→ **WORK TO DO**: All of the data must be printed exactly; please include every line.

•••

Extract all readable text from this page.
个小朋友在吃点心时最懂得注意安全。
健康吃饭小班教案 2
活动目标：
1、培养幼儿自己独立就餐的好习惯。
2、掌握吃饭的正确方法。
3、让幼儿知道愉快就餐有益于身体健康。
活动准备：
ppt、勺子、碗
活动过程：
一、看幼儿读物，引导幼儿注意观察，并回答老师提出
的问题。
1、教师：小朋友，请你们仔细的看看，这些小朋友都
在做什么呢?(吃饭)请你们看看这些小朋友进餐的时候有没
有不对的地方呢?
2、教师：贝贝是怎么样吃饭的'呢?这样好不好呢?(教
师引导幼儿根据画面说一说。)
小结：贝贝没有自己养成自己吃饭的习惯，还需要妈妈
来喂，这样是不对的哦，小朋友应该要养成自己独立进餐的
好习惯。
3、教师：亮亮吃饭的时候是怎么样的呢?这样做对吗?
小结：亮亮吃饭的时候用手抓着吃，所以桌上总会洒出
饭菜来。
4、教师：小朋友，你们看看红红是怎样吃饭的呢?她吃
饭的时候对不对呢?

•••

→ **CORRECT ANSWER**:
Extract all readable text from this page.
个小朋友在吃点心时最懂得注意安全。
健康吃饭小班教案 2
活动目标：
1、培养幼儿自己独立就餐的好习惯。
2、掌握吃饭的正确方法。
3、让幼儿知道愉快就餐有益于身体健康。
活动准备：
ppt、勺子、碗
活动过程：
一、看幼儿读物，引导幼儿注意观察，并回答老师提出
的问题。
1、教师：小朋友，请你们仔细的看看，这些小朋友都
在做什么呢?(吃饭)请你们看看这些小朋友进餐的时候有没
有不对的地方呢?
2、教师：贝贝是怎么样吃饭的'呢?这样好不好呢?(教
师引导幼儿根据画面说一说。)
小结：贝贝没有自己养成自己吃饭的习惯，还需要妈妈
来喂，这样是不对的哦，小朋友应该要养成自己独立进餐的
好习惯。
3、教师：亮亮吃饭的时候是怎么样的呢?这样做对吗?
小结：亮亮吃饭的时候用手抓着吃，所以桌上总会洒出
饭菜来。
4、教师：小朋友，你们看看红红是怎样吃饭的呢?她吃
饭的时候对不对呢?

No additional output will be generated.